Below are records. Count every line containing the word "color" and give the number alone.

**RECORD LIST**
-- BEGIN --

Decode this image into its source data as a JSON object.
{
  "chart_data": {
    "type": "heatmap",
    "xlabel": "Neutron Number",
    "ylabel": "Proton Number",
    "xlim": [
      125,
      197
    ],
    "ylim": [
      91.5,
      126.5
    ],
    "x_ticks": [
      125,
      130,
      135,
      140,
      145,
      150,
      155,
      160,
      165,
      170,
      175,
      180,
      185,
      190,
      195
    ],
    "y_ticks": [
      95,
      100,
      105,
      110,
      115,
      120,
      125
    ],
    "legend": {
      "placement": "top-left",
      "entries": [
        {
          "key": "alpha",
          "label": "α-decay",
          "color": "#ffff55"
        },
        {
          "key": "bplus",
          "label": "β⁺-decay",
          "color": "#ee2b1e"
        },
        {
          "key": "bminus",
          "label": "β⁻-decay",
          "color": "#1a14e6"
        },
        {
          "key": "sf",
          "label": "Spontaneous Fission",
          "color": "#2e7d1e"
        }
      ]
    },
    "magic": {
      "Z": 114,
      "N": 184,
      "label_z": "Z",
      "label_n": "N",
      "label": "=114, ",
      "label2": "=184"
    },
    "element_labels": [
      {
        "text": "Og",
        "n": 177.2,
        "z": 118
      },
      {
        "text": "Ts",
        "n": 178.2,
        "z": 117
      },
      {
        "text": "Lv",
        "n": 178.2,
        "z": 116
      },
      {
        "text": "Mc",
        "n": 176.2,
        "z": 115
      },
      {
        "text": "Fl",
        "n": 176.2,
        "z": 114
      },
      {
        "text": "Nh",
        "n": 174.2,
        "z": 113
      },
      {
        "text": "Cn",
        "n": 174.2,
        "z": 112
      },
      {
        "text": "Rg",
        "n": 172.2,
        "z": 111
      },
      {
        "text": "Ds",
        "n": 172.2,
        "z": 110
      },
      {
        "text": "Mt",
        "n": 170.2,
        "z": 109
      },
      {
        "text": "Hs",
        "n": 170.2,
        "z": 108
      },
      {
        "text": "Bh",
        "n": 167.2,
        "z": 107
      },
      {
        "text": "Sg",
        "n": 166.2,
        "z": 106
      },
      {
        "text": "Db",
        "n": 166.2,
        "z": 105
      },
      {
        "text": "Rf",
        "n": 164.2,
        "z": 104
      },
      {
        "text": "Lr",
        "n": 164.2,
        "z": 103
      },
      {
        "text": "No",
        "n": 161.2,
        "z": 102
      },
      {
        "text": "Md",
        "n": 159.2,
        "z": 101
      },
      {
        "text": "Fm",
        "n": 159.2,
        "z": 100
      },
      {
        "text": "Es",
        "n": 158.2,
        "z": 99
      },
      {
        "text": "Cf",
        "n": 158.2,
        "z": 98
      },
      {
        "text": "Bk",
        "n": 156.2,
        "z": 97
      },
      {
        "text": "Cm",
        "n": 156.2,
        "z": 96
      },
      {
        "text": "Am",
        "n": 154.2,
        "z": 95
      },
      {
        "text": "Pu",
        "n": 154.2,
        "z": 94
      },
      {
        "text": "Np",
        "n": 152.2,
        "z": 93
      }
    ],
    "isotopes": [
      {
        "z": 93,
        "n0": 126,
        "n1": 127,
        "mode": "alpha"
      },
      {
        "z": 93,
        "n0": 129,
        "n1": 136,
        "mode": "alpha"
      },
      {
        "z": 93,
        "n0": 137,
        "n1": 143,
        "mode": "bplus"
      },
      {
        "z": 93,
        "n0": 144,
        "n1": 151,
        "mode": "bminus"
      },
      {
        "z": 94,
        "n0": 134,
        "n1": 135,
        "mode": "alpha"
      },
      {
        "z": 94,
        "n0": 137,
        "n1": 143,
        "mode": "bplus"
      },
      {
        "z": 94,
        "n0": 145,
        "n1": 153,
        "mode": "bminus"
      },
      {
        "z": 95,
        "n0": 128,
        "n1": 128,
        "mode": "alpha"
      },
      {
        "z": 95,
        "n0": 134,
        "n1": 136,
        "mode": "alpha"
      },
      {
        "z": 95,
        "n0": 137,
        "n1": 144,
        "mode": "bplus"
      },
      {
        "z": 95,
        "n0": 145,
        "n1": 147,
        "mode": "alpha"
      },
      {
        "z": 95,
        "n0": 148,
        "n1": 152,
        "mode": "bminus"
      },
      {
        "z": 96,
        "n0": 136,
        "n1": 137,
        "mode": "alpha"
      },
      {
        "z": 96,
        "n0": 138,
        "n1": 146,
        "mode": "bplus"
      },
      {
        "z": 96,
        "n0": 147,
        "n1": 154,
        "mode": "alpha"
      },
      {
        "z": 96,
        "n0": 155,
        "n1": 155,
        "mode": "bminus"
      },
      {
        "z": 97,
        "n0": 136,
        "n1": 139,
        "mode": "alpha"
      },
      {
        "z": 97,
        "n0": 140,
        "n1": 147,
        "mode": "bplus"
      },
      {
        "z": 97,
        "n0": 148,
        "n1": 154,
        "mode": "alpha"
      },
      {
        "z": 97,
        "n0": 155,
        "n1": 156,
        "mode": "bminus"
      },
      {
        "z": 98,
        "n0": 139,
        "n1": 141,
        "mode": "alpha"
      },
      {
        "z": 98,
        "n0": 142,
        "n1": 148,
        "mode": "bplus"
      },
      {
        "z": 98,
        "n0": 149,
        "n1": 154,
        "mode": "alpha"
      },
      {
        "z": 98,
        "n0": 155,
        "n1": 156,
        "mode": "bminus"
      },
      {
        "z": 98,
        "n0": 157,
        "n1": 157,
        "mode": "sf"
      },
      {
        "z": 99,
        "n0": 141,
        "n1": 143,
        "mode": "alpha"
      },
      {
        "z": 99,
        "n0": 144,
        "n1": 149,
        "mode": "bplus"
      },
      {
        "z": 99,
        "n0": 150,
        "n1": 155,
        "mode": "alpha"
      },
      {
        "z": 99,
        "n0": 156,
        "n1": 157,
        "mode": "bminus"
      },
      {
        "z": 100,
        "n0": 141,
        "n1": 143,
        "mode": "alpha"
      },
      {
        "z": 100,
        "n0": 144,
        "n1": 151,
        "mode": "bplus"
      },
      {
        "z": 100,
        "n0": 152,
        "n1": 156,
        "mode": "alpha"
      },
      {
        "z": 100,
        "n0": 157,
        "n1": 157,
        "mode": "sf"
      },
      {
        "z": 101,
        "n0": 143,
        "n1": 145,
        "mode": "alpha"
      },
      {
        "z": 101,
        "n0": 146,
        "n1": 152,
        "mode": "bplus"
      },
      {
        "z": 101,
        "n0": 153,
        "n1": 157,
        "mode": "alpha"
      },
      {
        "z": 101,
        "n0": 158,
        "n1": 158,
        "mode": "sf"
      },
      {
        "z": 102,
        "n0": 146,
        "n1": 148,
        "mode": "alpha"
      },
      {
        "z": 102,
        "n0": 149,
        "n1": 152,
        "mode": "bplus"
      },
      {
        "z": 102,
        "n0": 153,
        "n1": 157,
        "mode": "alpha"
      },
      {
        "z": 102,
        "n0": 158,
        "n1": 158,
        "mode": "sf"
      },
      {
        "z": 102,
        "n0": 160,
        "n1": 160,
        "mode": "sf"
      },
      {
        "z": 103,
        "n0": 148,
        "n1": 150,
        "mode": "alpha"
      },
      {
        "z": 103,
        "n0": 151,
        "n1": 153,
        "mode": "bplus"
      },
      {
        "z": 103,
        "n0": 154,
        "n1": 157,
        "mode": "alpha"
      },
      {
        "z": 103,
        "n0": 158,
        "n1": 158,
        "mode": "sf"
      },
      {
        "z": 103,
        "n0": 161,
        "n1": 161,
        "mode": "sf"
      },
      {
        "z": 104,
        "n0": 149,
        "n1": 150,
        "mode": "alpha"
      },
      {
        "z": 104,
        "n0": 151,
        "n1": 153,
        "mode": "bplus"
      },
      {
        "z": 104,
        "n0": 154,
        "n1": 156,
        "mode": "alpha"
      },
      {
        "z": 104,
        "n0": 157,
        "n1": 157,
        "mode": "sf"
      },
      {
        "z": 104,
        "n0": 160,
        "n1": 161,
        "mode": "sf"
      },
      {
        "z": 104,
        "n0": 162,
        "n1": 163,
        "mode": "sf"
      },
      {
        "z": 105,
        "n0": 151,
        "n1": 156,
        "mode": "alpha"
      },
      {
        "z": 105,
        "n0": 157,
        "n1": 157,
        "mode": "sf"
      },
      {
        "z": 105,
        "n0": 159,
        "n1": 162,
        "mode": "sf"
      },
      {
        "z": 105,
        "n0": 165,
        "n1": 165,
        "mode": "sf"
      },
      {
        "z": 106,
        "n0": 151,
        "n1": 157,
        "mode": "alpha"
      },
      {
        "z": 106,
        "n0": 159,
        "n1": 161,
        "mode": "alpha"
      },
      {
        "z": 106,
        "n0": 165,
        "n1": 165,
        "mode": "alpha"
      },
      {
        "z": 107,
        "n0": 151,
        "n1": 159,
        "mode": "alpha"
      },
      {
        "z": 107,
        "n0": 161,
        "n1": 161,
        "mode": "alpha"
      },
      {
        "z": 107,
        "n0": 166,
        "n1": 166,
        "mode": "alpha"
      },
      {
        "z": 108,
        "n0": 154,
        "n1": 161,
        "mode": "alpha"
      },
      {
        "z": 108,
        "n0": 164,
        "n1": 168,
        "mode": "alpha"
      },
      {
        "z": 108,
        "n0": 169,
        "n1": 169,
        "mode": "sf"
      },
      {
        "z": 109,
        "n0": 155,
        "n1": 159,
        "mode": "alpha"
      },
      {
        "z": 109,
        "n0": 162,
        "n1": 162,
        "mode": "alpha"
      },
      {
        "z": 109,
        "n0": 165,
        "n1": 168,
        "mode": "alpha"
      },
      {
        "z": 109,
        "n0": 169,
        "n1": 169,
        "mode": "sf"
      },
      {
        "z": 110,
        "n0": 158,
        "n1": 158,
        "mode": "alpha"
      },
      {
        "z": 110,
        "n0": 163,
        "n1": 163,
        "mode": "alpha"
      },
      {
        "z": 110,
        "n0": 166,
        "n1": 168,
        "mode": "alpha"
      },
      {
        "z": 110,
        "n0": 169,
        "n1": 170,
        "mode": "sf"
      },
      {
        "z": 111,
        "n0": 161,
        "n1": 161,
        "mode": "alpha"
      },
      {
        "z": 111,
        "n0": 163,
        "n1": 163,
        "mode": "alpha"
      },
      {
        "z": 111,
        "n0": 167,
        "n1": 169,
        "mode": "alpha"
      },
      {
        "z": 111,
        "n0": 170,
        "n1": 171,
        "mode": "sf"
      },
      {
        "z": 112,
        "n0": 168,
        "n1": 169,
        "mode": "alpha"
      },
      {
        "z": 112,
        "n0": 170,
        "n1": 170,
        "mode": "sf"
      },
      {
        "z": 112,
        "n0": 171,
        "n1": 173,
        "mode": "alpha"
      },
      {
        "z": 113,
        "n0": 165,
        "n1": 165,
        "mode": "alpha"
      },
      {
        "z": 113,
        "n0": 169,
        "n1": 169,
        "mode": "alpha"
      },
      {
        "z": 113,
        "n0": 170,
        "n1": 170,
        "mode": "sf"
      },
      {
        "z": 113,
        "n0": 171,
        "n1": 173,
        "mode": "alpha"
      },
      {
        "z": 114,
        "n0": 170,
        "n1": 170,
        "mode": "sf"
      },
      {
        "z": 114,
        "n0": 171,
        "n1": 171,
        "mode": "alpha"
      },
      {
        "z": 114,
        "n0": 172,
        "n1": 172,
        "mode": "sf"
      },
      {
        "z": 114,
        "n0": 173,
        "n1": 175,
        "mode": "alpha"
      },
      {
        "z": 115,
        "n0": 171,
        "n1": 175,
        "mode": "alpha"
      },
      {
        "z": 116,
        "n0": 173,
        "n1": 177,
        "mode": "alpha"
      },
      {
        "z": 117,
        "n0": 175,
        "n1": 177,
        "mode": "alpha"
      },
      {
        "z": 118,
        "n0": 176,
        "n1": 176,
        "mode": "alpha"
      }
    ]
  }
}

-- END --

**COMPLETE RESPONSE**
4